***** Input records

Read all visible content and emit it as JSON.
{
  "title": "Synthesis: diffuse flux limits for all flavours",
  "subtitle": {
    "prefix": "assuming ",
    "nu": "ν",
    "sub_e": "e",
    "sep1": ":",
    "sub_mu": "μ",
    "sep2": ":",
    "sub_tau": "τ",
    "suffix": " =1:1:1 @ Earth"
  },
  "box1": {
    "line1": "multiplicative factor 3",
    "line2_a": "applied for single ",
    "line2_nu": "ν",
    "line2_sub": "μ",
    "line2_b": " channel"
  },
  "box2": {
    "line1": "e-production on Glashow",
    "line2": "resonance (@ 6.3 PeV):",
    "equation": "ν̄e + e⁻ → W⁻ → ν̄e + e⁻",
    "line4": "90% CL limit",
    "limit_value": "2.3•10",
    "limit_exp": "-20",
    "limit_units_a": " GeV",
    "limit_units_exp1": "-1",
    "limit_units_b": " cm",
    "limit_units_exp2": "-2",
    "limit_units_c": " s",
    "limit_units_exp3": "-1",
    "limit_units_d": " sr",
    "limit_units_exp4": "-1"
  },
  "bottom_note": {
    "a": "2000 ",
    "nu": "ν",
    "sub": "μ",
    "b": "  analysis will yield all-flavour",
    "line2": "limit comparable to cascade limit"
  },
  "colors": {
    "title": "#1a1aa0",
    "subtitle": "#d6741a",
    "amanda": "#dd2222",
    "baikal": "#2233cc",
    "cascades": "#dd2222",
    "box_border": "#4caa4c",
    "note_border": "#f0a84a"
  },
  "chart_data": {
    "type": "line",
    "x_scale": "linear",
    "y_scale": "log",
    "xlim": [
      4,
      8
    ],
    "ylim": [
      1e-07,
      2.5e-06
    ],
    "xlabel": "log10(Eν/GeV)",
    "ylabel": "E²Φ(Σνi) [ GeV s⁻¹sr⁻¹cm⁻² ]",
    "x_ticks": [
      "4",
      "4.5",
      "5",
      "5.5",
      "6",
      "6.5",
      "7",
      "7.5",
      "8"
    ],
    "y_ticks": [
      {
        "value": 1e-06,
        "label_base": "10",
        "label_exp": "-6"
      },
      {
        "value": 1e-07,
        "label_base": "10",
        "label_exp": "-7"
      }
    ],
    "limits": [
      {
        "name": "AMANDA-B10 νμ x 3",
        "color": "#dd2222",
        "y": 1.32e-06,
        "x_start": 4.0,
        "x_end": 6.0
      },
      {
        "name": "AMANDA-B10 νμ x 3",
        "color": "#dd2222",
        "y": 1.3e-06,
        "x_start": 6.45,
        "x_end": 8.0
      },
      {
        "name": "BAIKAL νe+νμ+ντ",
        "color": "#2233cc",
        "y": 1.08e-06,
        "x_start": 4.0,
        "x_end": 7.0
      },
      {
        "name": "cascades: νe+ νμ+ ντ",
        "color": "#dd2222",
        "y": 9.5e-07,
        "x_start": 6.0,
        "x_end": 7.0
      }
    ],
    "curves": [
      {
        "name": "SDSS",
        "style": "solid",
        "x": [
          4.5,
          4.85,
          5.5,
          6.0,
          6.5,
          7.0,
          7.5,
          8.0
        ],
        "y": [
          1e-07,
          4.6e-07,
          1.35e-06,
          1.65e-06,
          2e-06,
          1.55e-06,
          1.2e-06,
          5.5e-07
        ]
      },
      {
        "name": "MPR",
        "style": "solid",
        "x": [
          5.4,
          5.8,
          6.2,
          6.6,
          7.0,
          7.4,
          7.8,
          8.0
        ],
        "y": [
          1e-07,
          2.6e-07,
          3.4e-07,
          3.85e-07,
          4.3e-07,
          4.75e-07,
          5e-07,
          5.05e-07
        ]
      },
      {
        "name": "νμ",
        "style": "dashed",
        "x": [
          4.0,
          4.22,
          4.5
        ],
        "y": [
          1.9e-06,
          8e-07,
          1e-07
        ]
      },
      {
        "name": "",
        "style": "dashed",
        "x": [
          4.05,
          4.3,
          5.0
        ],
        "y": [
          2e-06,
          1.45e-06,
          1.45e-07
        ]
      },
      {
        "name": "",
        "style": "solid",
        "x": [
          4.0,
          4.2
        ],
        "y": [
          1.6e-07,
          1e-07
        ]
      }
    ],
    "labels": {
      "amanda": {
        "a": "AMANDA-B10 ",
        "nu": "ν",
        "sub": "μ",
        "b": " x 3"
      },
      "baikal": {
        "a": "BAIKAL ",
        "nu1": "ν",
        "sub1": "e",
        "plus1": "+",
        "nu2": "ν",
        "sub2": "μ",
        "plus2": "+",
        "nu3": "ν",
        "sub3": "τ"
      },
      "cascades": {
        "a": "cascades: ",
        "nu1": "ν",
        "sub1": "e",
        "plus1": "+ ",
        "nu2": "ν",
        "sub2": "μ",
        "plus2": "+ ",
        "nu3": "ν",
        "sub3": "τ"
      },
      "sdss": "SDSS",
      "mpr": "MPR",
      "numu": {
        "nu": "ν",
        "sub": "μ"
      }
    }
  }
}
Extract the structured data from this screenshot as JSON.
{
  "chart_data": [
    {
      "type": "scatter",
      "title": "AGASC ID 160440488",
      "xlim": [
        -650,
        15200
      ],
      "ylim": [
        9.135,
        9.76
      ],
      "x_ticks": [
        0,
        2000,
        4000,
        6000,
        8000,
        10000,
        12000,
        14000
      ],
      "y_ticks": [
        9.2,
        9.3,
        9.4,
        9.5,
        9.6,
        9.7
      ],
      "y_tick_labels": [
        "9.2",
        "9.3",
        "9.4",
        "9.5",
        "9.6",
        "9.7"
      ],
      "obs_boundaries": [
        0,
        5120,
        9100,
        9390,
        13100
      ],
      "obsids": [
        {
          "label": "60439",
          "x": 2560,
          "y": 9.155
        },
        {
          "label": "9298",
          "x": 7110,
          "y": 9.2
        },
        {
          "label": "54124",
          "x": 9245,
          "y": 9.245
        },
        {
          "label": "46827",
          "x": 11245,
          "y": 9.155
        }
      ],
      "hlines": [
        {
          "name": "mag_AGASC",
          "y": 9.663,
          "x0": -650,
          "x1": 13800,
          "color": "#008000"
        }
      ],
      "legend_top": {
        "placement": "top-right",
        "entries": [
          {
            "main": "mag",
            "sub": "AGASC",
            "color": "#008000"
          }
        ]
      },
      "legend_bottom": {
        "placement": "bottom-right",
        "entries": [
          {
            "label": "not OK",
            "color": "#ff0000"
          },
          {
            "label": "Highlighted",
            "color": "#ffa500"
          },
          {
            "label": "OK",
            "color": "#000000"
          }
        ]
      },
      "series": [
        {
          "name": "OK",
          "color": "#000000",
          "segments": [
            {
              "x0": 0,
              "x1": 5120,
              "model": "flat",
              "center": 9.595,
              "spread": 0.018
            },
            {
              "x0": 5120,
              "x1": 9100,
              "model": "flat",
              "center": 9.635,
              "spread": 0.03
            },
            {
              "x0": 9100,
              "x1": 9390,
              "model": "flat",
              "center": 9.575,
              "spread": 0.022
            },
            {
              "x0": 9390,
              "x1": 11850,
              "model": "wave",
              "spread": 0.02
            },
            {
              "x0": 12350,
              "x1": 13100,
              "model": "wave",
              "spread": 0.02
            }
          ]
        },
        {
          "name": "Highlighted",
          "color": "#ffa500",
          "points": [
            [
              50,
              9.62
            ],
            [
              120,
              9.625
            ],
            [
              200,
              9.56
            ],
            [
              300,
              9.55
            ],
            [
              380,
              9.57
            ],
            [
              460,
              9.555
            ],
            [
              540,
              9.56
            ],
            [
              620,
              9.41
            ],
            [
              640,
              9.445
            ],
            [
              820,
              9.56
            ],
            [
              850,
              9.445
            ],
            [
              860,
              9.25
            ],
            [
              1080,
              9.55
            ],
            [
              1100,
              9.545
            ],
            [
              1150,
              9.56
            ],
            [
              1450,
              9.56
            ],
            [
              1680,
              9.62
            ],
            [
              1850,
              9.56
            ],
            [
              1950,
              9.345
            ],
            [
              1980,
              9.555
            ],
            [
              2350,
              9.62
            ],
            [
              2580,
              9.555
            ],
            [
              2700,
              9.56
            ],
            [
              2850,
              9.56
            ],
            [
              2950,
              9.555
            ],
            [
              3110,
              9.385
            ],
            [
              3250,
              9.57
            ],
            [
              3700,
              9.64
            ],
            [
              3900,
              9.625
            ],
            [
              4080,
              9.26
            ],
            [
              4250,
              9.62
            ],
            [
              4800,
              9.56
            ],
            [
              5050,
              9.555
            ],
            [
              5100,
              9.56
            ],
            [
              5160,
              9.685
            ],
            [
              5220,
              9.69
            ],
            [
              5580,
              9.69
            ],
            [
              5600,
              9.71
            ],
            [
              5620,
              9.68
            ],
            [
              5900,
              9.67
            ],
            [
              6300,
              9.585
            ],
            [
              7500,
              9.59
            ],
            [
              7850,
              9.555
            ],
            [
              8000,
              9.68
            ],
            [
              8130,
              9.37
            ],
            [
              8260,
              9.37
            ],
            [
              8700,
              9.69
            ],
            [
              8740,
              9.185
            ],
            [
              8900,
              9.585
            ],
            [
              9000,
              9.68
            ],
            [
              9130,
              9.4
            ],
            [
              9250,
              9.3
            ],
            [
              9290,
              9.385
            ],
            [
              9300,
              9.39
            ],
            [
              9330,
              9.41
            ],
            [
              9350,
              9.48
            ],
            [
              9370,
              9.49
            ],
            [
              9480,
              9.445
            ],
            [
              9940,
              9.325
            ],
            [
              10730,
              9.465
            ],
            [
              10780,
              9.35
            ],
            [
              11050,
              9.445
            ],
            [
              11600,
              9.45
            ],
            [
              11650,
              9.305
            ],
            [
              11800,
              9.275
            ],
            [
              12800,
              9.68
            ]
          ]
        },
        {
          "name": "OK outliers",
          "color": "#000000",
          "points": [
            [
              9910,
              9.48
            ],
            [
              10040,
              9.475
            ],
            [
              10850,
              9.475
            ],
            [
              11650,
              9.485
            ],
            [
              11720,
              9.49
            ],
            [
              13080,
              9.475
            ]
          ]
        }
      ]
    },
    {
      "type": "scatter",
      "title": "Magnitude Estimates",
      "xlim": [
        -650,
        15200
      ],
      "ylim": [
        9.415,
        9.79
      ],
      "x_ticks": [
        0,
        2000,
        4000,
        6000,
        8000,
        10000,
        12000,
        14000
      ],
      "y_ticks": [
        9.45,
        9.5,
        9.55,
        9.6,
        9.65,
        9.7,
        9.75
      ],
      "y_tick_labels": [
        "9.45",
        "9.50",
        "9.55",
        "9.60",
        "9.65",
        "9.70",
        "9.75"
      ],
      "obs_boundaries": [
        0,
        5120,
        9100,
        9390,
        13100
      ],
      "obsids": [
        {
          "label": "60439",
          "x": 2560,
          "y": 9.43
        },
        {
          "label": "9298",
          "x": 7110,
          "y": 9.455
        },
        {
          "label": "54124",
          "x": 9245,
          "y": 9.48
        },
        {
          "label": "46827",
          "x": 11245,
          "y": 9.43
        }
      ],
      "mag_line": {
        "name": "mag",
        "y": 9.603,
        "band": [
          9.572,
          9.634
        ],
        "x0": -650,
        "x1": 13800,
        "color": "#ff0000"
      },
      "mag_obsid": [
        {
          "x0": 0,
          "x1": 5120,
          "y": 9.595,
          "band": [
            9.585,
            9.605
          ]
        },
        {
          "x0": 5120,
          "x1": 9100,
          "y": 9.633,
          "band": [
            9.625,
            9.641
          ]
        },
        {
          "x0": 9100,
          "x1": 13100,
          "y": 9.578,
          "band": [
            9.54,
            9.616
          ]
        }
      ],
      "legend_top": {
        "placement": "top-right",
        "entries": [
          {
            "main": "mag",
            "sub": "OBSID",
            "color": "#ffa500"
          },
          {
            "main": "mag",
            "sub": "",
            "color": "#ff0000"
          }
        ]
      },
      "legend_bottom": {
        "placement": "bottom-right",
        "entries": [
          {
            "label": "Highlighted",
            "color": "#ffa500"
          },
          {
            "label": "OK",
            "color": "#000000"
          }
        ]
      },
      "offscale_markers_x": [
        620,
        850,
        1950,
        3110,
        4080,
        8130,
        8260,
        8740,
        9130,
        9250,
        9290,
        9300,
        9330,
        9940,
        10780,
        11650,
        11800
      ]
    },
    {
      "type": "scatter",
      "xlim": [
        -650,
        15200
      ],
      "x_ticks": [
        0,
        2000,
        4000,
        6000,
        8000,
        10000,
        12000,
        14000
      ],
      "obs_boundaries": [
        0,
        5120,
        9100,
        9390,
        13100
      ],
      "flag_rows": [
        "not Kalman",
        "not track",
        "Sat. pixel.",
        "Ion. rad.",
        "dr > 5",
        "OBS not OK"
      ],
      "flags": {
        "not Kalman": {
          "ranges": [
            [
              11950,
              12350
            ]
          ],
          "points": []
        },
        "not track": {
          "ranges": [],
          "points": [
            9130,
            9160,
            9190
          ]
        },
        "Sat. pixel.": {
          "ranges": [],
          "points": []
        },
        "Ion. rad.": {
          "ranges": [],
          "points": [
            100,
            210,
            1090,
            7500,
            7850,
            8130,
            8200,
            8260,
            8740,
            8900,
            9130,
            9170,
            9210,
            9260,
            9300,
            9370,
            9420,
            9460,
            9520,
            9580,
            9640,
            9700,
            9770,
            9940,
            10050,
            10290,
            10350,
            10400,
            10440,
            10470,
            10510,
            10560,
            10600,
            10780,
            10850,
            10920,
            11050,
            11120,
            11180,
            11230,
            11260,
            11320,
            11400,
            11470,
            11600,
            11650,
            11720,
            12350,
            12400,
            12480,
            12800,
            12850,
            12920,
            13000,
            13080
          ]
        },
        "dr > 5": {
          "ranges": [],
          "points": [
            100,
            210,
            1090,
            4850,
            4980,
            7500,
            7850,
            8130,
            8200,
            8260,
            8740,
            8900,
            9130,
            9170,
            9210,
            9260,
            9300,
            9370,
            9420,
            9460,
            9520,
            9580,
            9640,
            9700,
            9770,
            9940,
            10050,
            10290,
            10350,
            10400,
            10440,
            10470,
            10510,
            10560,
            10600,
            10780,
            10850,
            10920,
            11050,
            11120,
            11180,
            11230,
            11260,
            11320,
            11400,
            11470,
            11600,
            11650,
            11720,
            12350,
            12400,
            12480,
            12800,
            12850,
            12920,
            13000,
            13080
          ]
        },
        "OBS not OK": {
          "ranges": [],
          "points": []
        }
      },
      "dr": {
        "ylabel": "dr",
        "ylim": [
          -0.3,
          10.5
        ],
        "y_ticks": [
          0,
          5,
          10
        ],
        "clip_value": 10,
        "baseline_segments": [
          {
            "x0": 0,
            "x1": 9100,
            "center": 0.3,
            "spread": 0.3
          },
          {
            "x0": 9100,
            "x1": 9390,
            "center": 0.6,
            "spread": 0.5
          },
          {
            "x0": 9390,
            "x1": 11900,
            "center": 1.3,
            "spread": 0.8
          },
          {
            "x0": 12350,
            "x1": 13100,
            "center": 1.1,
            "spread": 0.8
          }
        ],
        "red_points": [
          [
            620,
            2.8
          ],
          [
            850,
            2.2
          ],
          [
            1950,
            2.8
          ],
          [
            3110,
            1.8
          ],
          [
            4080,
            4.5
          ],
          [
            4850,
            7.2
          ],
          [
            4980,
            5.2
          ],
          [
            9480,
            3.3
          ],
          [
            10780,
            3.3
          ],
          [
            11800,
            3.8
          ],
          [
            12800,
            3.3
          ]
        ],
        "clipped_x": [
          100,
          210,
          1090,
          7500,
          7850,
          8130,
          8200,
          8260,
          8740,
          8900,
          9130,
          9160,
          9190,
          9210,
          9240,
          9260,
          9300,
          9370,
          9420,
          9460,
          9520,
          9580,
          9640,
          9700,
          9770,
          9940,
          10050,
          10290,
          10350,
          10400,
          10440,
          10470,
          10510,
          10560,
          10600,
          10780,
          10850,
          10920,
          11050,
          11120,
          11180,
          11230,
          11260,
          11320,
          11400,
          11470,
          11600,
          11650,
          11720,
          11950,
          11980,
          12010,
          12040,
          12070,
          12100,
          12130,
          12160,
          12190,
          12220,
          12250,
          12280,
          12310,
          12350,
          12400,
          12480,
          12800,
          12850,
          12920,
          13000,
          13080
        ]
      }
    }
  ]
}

**********

• [Direction]: Pick out the lines containing the string "cascades" and show them.

• [Finished task]:
    "cascades": "#dd2222",
        "name": "cascades: νe+ νμ+ ντ",
      "cascades": {
        "a": "cascades: ",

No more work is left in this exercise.